TASK MATERIAL —
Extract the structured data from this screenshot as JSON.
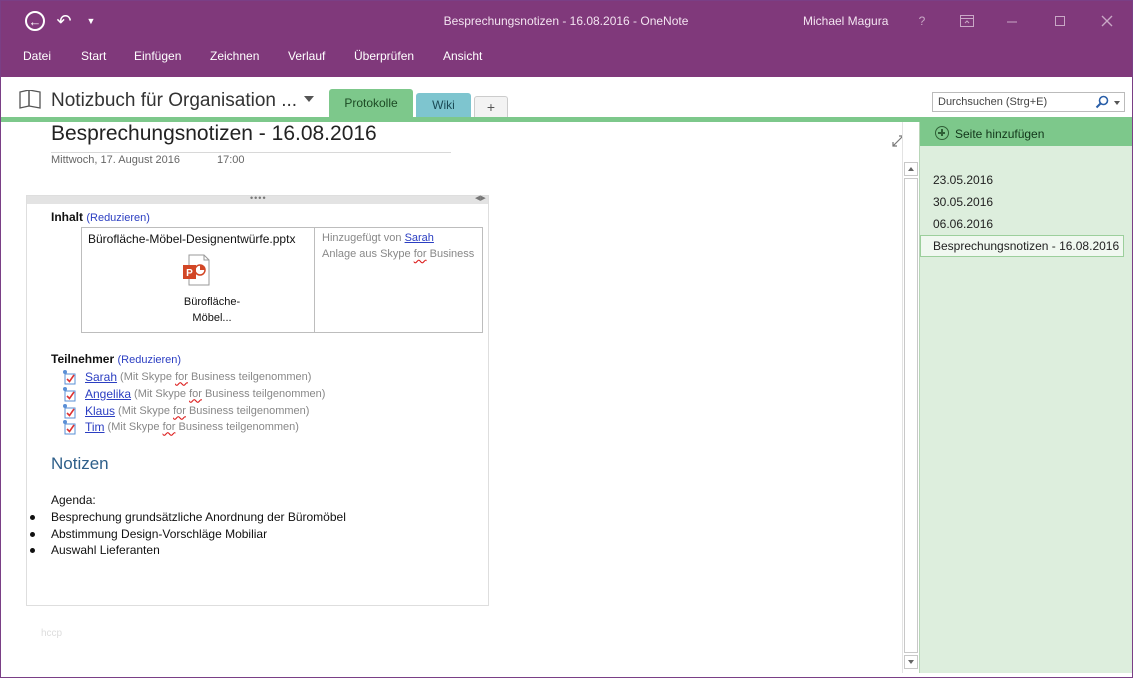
{
  "window": {
    "title": "Besprechungsnotizen - 16.08.2016 - OneNote",
    "user": "Michael Magura",
    "help_label": "?"
  },
  "menu": {
    "items": [
      "Datei",
      "Start",
      "Einfügen",
      "Zeichnen",
      "Verlauf",
      "Überprüfen",
      "Ansicht"
    ]
  },
  "notebook": {
    "name": "Notizbuch für Organisation ...",
    "tabs": [
      "Protokolle",
      "Wiki",
      "+"
    ],
    "active_tab": "Protokolle"
  },
  "search": {
    "placeholder": "Durchsuchen (Strg+E)"
  },
  "page": {
    "title": "Besprechungsnotizen - 16.08.2016",
    "date": "Mittwoch, 17. August 2016",
    "time": "17:00",
    "content_section": {
      "heading": "Inhalt",
      "collapse_label": "(Reduzieren)",
      "attachment": {
        "filename": "Bürofläche-Möbel-Designentwürfe.pptx",
        "caption_line1": "Bürofläche-",
        "caption_line2": "Möbel...",
        "added_by_prefix": "Hinzugefügt von",
        "added_by_name": "Sarah",
        "source_prefix": "Anlage aus Skype",
        "source_for": "for",
        "source_suffix": "Business"
      }
    },
    "participants_section": {
      "heading": "Teilnehmer",
      "collapse_label": "(Reduzieren)",
      "note_prefix": "(Mit Skype",
      "note_for": "for",
      "note_suffix": "Business teilgenommen)",
      "people": [
        "Sarah",
        "Angelika",
        "Klaus",
        "Tim"
      ]
    },
    "notes": {
      "heading": "Notizen",
      "agenda_label": "Agenda:",
      "items": [
        "Besprechung grundsätzliche Anordnung der Büromöbel",
        "Abstimmung Design-Vorschläge Mobiliar",
        "Auswahl Lieferanten"
      ]
    },
    "faint_text": "hccp"
  },
  "pages_pane": {
    "add_page_label": "Seite hinzufügen",
    "pages": [
      "23.05.2016",
      "30.05.2016",
      "06.06.2016",
      "Besprechungsnotizen - 16.08.2016"
    ],
    "selected_page": "Besprechungsnotizen - 16.08.2016"
  },
  "colors": {
    "title_bar": "#80397b",
    "section_tab": "#7dc88b",
    "wiki_tab": "#7ec5cf",
    "pages_pane_bg": "#ddeedd",
    "link": "#2b3ec2",
    "notes_heading": "#2e5f8a"
  },
  "icons": {
    "back": "back-arrow-circle-icon",
    "undo": "undo-icon",
    "qat": "customize-quick-access-icon",
    "notebook": "notebook-icon",
    "search": "magnifier-icon",
    "expand": "expand-icon",
    "attachment": "powerpoint-file-icon",
    "participant": "participant-checkbox-icon",
    "add_page": "plus-circle-icon"
  }
}
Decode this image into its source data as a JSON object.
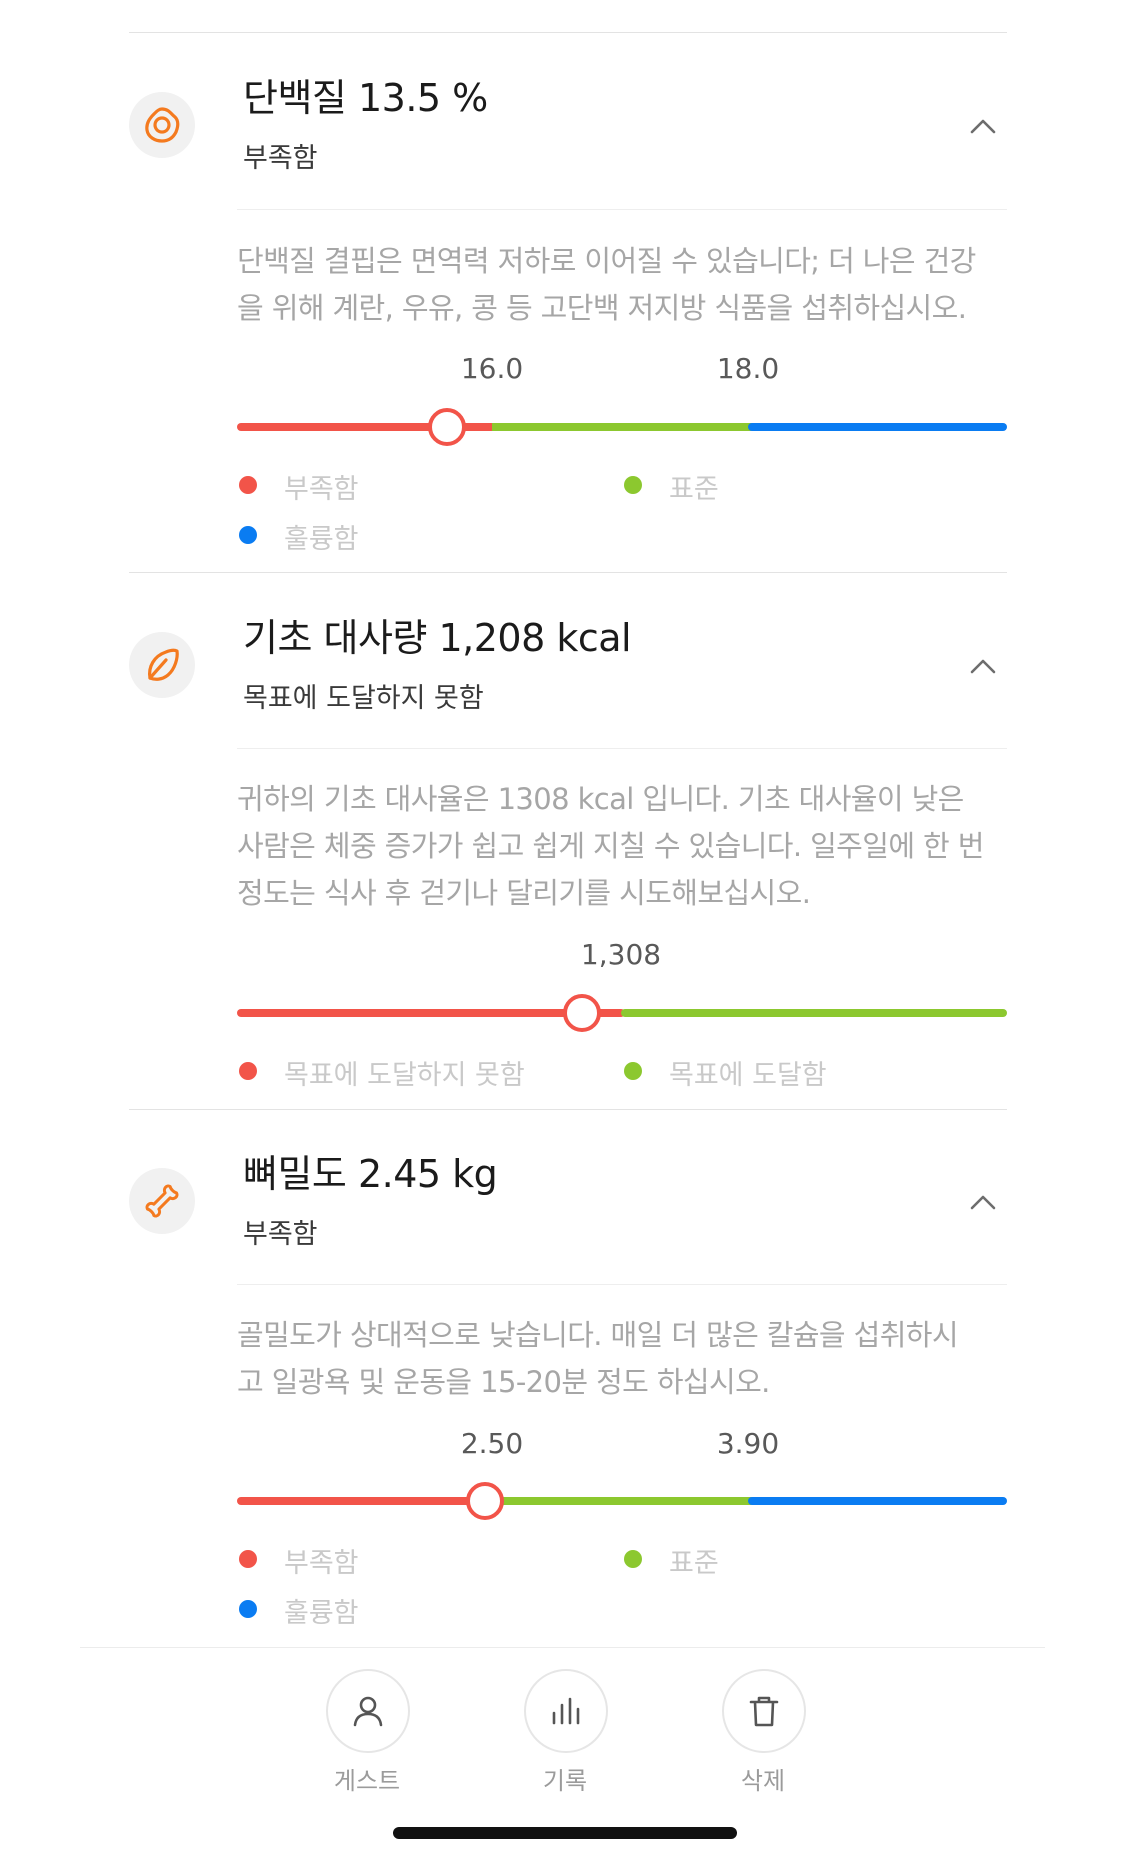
{
  "colors": {
    "low": "#f25449",
    "standard": "#8cc82f",
    "high": "#0a7cf2",
    "accent": "#f47a1f"
  },
  "protein": {
    "icon": "egg-icon",
    "title": "단백질 13.5 %",
    "status": "부족함",
    "desc_line1": "단백질 결핍은 면역력 저하로 이어질 수 있습니다; 더 나은 건강",
    "desc_line2": "을 위해 계란, 우유, 콩 등 고단백 저지방 식품을 섭취하십시오.",
    "thresholds": [
      "16.0",
      "18.0"
    ],
    "value": 13.5,
    "legend": [
      "부족함",
      "표준",
      "훌륭함"
    ]
  },
  "bmr": {
    "icon": "leaf-icon",
    "title": "기초 대사량 1,208 kcal",
    "status": "목표에 도달하지 못함",
    "desc_line1": "귀하의 기초 대사율은 1308 kcal 입니다. 기초 대사율이 낮은",
    "desc_line2": "사람은 체중 증가가 쉽고 쉽게 지칠 수 있습니다. 일주일에 한 번",
    "desc_line3": "정도는 식사 후 걷기나 달리기를 시도해보십시오.",
    "thresholds": [
      "1,308"
    ],
    "value": 1208,
    "legend": [
      "목표에 도달하지 못함",
      "목표에 도달함"
    ]
  },
  "bone": {
    "icon": "bone-icon",
    "title": "뼈밀도 2.45 kg",
    "status": "부족함",
    "desc_line1": "골밀도가 상대적으로 낮습니다. 매일 더 많은 칼슘을 섭취하시",
    "desc_line2": "고 일광욕 및 운동을 15-20분 정도 하십시오.",
    "thresholds": [
      "2.50",
      "3.90"
    ],
    "value": 2.45,
    "legend": [
      "부족함",
      "표준",
      "훌륭함"
    ]
  },
  "nav": {
    "guest": {
      "icon": "person-icon",
      "label": "게스트"
    },
    "history": {
      "icon": "bar-chart-icon",
      "label": "기록"
    },
    "delete": {
      "icon": "trash-icon",
      "label": "삭제"
    }
  }
}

TASK GOAL — Restate each entry word for word. Omit every picture.

ANSWER TO THIS EXERCISE —
Extract the structured data from this screenshot as JSON.
{
  "window": {
    "title": "Besprechungsnotizen - 16.08.2016 - OneNote",
    "user": "Michael Magura",
    "help_label": "?"
  },
  "menu": {
    "items": [
      "Datei",
      "Start",
      "Einfügen",
      "Zeichnen",
      "Verlauf",
      "Überprüfen",
      "Ansicht"
    ]
  },
  "notebook": {
    "name": "Notizbuch für Organisation ...",
    "tabs": [
      "Protokolle",
      "Wiki",
      "+"
    ],
    "active_tab": "Protokolle"
  },
  "search": {
    "placeholder": "Durchsuchen (Strg+E)"
  },
  "page": {
    "title": "Besprechungsnotizen - 16.08.2016",
    "date": "Mittwoch, 17. August 2016",
    "time": "17:00",
    "content_section": {
      "heading": "Inhalt",
      "collapse_label": "(Reduzieren)",
      "attachment": {
        "filename": "Bürofläche-Möbel-Designentwürfe.pptx",
        "caption_line1": "Bürofläche-",
        "caption_line2": "Möbel...",
        "added_by_prefix": "Hinzugefügt von",
        "added_by_name": "Sarah",
        "source_prefix": "Anlage aus Skype",
        "source_for": "for",
        "source_suffix": "Business"
      }
    },
    "participants_section": {
      "heading": "Teilnehmer",
      "collapse_label": "(Reduzieren)",
      "note_prefix": "(Mit Skype",
      "note_for": "for",
      "note_suffix": "Business teilgenommen)",
      "people": [
        "Sarah",
        "Angelika",
        "Klaus",
        "Tim"
      ]
    },
    "notes": {
      "heading": "Notizen",
      "agenda_label": "Agenda:",
      "items": [
        "Besprechung grundsätzliche Anordnung der Büromöbel",
        "Abstimmung Design-Vorschläge Mobiliar",
        "Auswahl Lieferanten"
      ]
    },
    "faint_text": "hccp"
  },
  "pages_pane": {
    "add_page_label": "Seite hinzufügen",
    "pages": [
      "23.05.2016",
      "30.05.2016",
      "06.06.2016",
      "Besprechungsnotizen - 16.08.2016"
    ],
    "selected_page": "Besprechungsnotizen - 16.08.2016"
  },
  "colors": {
    "title_bar": "#80397b",
    "section_tab": "#7dc88b",
    "wiki_tab": "#7ec5cf",
    "pages_pane_bg": "#ddeedd",
    "link": "#2b3ec2",
    "notes_heading": "#2e5f8a"
  },
  "icons": {
    "back": "back-arrow-circle-icon",
    "undo": "undo-icon",
    "qat": "customize-quick-access-icon",
    "notebook": "notebook-icon",
    "search": "magnifier-icon",
    "expand": "expand-icon",
    "attachment": "powerpoint-file-icon",
    "participant": "participant-checkbox-icon",
    "add_page": "plus-circle-icon"
  }
}
Decode this image into its source data as a JSON object.
{
  "colors": {
    "low": "#f25449",
    "standard": "#8cc82f",
    "high": "#0a7cf2",
    "accent": "#f47a1f"
  },
  "protein": {
    "icon": "egg-icon",
    "title": "단백질 13.5 %",
    "status": "부족함",
    "desc_line1": "단백질 결핍은 면역력 저하로 이어질 수 있습니다; 더 나은 건강",
    "desc_line2": "을 위해 계란, 우유, 콩 등 고단백 저지방 식품을 섭취하십시오.",
    "thresholds": [
      "16.0",
      "18.0"
    ],
    "value": 13.5,
    "legend": [
      "부족함",
      "표준",
      "훌륭함"
    ]
  },
  "bmr": {
    "icon": "leaf-icon",
    "title": "기초 대사량 1,208 kcal",
    "status": "목표에 도달하지 못함",
    "desc_line1": "귀하의 기초 대사율은 1308 kcal 입니다. 기초 대사율이 낮은",
    "desc_line2": "사람은 체중 증가가 쉽고 쉽게 지칠 수 있습니다. 일주일에 한 번",
    "desc_line3": "정도는 식사 후 걷기나 달리기를 시도해보십시오.",
    "thresholds": [
      "1,308"
    ],
    "value": 1208,
    "legend": [
      "목표에 도달하지 못함",
      "목표에 도달함"
    ]
  },
  "bone": {
    "icon": "bone-icon",
    "title": "뼈밀도 2.45 kg",
    "status": "부족함",
    "desc_line1": "골밀도가 상대적으로 낮습니다. 매일 더 많은 칼슘을 섭취하시",
    "desc_line2": "고 일광욕 및 운동을 15-20분 정도 하십시오.",
    "thresholds": [
      "2.50",
      "3.90"
    ],
    "value": 2.45,
    "legend": [
      "부족함",
      "표준",
      "훌륭함"
    ]
  },
  "nav": {
    "guest": {
      "icon": "person-icon",
      "label": "게스트"
    },
    "history": {
      "icon": "bar-chart-icon",
      "label": "기록"
    },
    "delete": {
      "icon": "trash-icon",
      "label": "삭제"
    }
  }
}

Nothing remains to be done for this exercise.